◆ DATA TO PROCESS ◆
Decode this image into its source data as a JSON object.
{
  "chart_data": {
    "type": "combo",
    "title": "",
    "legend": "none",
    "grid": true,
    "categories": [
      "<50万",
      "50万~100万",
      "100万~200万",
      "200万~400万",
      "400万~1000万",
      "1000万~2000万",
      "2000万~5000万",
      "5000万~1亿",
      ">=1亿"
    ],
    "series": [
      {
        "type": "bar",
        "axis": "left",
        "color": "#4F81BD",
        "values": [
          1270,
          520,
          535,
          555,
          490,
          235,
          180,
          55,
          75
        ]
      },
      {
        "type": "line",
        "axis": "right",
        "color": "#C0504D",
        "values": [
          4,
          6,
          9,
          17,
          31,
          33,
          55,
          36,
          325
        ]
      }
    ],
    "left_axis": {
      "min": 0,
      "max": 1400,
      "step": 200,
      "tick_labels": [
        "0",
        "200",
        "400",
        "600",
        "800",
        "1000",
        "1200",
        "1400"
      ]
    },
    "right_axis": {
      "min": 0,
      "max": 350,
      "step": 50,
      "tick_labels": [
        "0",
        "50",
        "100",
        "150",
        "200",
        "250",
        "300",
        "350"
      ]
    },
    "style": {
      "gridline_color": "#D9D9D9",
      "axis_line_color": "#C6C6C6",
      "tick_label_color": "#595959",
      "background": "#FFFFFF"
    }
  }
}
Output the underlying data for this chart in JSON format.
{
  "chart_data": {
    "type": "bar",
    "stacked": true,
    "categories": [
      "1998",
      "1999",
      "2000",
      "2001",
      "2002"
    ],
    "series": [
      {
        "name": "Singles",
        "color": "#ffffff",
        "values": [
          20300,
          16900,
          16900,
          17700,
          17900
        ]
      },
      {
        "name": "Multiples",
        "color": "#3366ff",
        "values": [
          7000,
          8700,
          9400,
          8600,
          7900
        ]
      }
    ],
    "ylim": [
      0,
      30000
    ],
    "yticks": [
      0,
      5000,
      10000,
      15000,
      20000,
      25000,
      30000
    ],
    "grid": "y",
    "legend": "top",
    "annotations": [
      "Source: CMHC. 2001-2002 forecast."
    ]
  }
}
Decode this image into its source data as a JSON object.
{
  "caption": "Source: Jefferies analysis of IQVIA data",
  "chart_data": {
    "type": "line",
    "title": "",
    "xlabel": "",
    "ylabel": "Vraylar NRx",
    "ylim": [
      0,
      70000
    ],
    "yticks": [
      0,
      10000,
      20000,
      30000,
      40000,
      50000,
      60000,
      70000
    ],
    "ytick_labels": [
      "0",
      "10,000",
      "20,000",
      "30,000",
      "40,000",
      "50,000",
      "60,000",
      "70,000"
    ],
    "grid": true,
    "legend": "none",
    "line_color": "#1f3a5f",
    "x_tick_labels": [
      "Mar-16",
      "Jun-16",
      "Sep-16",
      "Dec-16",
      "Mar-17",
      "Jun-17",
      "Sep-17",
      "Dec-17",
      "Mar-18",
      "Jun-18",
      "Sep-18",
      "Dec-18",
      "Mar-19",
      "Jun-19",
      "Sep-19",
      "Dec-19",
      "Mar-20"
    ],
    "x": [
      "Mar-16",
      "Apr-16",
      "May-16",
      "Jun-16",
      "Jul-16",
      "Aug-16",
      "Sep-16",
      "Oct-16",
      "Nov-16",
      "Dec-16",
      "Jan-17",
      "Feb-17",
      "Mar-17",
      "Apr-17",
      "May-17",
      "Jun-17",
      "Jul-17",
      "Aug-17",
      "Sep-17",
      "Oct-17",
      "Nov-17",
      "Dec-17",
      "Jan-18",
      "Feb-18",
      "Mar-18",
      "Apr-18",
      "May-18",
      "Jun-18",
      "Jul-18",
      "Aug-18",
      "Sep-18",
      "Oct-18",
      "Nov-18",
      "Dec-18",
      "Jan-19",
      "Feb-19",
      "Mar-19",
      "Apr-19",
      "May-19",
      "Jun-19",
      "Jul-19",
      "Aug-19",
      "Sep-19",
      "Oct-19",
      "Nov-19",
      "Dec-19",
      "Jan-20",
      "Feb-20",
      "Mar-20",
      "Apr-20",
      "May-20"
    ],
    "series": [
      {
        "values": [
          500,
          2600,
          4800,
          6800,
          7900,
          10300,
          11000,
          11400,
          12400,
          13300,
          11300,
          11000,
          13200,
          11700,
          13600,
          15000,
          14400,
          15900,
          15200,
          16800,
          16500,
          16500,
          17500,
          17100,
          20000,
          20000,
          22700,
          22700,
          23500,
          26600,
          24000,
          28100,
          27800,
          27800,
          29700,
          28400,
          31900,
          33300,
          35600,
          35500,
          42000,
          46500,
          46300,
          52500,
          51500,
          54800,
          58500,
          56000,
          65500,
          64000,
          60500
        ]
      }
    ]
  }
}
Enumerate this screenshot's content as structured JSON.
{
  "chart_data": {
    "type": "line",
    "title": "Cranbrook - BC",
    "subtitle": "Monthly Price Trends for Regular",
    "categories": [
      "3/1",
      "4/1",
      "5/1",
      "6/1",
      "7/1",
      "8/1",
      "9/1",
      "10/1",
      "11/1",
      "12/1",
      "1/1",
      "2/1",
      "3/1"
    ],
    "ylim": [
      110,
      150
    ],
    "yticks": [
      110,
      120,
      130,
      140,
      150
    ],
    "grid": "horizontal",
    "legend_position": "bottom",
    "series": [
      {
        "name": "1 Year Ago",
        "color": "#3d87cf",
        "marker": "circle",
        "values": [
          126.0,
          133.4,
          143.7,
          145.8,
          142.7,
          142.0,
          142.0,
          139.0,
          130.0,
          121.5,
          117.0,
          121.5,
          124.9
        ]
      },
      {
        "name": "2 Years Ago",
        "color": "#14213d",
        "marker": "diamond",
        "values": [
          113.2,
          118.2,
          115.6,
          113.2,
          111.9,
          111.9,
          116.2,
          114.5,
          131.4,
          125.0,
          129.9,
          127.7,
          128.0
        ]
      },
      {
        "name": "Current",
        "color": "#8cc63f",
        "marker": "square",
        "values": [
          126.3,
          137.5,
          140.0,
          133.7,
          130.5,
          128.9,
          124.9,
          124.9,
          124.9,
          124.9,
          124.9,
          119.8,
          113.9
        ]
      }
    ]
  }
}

◆ WHAT YOU ARE ASKED TO DO ◆
Each line above must be reproduced exactly as it stands.

◆ EXERCISE SOLUTION ◆
Decode this image into its source data as a JSON object.
{
  "chart_data": {
    "type": "combo",
    "title": "",
    "legend": "none",
    "grid": true,
    "categories": [
      "<50万",
      "50万~100万",
      "100万~200万",
      "200万~400万",
      "400万~1000万",
      "1000万~2000万",
      "2000万~5000万",
      "5000万~1亿",
      ">=1亿"
    ],
    "series": [
      {
        "type": "bar",
        "axis": "left",
        "color": "#4F81BD",
        "values": [
          1270,
          520,
          535,
          555,
          490,
          235,
          180,
          55,
          75
        ]
      },
      {
        "type": "line",
        "axis": "right",
        "color": "#C0504D",
        "values": [
          4,
          6,
          9,
          17,
          31,
          33,
          55,
          36,
          325
        ]
      }
    ],
    "left_axis": {
      "min": 0,
      "max": 1400,
      "step": 200,
      "tick_labels": [
        "0",
        "200",
        "400",
        "600",
        "800",
        "1000",
        "1200",
        "1400"
      ]
    },
    "right_axis": {
      "min": 0,
      "max": 350,
      "step": 50,
      "tick_labels": [
        "0",
        "50",
        "100",
        "150",
        "200",
        "250",
        "300",
        "350"
      ]
    },
    "style": {
      "gridline_color": "#D9D9D9",
      "axis_line_color": "#C6C6C6",
      "tick_label_color": "#595959",
      "background": "#FFFFFF"
    }
  }
}
Output the underlying data for this chart in JSON format.
{
  "chart_data": {
    "type": "bar",
    "stacked": true,
    "categories": [
      "1998",
      "1999",
      "2000",
      "2001",
      "2002"
    ],
    "series": [
      {
        "name": "Singles",
        "color": "#ffffff",
        "values": [
          20300,
          16900,
          16900,
          17700,
          17900
        ]
      },
      {
        "name": "Multiples",
        "color": "#3366ff",
        "values": [
          7000,
          8700,
          9400,
          8600,
          7900
        ]
      }
    ],
    "ylim": [
      0,
      30000
    ],
    "yticks": [
      0,
      5000,
      10000,
      15000,
      20000,
      25000,
      30000
    ],
    "grid": "y",
    "legend": "top",
    "annotations": [
      "Source: CMHC. 2001-2002 forecast."
    ]
  }
}
Decode this image into its source data as a JSON object.
{
  "caption": "Source: Jefferies analysis of IQVIA data",
  "chart_data": {
    "type": "line",
    "title": "",
    "xlabel": "",
    "ylabel": "Vraylar NRx",
    "ylim": [
      0,
      70000
    ],
    "yticks": [
      0,
      10000,
      20000,
      30000,
      40000,
      50000,
      60000,
      70000
    ],
    "ytick_labels": [
      "0",
      "10,000",
      "20,000",
      "30,000",
      "40,000",
      "50,000",
      "60,000",
      "70,000"
    ],
    "grid": true,
    "legend": "none",
    "line_color": "#1f3a5f",
    "x_tick_labels": [
      "Mar-16",
      "Jun-16",
      "Sep-16",
      "Dec-16",
      "Mar-17",
      "Jun-17",
      "Sep-17",
      "Dec-17",
      "Mar-18",
      "Jun-18",
      "Sep-18",
      "Dec-18",
      "Mar-19",
      "Jun-19",
      "Sep-19",
      "Dec-19",
      "Mar-20"
    ],
    "x": [
      "Mar-16",
      "Apr-16",
      "May-16",
      "Jun-16",
      "Jul-16",
      "Aug-16",
      "Sep-16",
      "Oct-16",
      "Nov-16",
      "Dec-16",
      "Jan-17",
      "Feb-17",
      "Mar-17",
      "Apr-17",
      "May-17",
      "Jun-17",
      "Jul-17",
      "Aug-17",
      "Sep-17",
      "Oct-17",
      "Nov-17",
      "Dec-17",
      "Jan-18",
      "Feb-18",
      "Mar-18",
      "Apr-18",
      "May-18",
      "Jun-18",
      "Jul-18",
      "Aug-18",
      "Sep-18",
      "Oct-18",
      "Nov-18",
      "Dec-18",
      "Jan-19",
      "Feb-19",
      "Mar-19",
      "Apr-19",
      "May-19",
      "Jun-19",
      "Jul-19",
      "Aug-19",
      "Sep-19",
      "Oct-19",
      "Nov-19",
      "Dec-19",
      "Jan-20",
      "Feb-20",
      "Mar-20",
      "Apr-20",
      "May-20"
    ],
    "series": [
      {
        "values": [
          500,
          2600,
          4800,
          6800,
          7900,
          10300,
          11000,
          11400,
          12400,
          13300,
          11300,
          11000,
          13200,
          11700,
          13600,
          15000,
          14400,
          15900,
          15200,
          16800,
          16500,
          16500,
          17500,
          17100,
          20000,
          20000,
          22700,
          22700,
          23500,
          26600,
          24000,
          28100,
          27800,
          27800,
          29700,
          28400,
          31900,
          33300,
          35600,
          35500,
          42000,
          46500,
          46300,
          52500,
          51500,
          54800,
          58500,
          56000,
          65500,
          64000,
          60500
        ]
      }
    ]
  }
}
Enumerate this screenshot's content as structured JSON.
{
  "chart_data": {
    "type": "line",
    "title": "Cranbrook - BC",
    "subtitle": "Monthly Price Trends for Regular",
    "categories": [
      "3/1",
      "4/1",
      "5/1",
      "6/1",
      "7/1",
      "8/1",
      "9/1",
      "10/1",
      "11/1",
      "12/1",
      "1/1",
      "2/1",
      "3/1"
    ],
    "ylim": [
      110,
      150
    ],
    "yticks": [
      110,
      120,
      130,
      140,
      150
    ],
    "grid": "horizontal",
    "legend_position": "bottom",
    "series": [
      {
        "name": "1 Year Ago",
        "color": "#3d87cf",
        "marker": "circle",
        "values": [
          126.0,
          133.4,
          143.7,
          145.8,
          142.7,
          142.0,
          142.0,
          139.0,
          130.0,
          121.5,
          117.0,
          121.5,
          124.9
        ]
      },
      {
        "name": "2 Years Ago",
        "color": "#14213d",
        "marker": "diamond",
        "values": [
          113.2,
          118.2,
          115.6,
          113.2,
          111.9,
          111.9,
          116.2,
          114.5,
          131.4,
          125.0,
          129.9,
          127.7,
          128.0
        ]
      },
      {
        "name": "Current",
        "color": "#8cc63f",
        "marker": "square",
        "values": [
          126.3,
          137.5,
          140.0,
          133.7,
          130.5,
          128.9,
          124.9,
          124.9,
          124.9,
          124.9,
          124.9,
          119.8,
          113.9
        ]
      }
    ]
  }
}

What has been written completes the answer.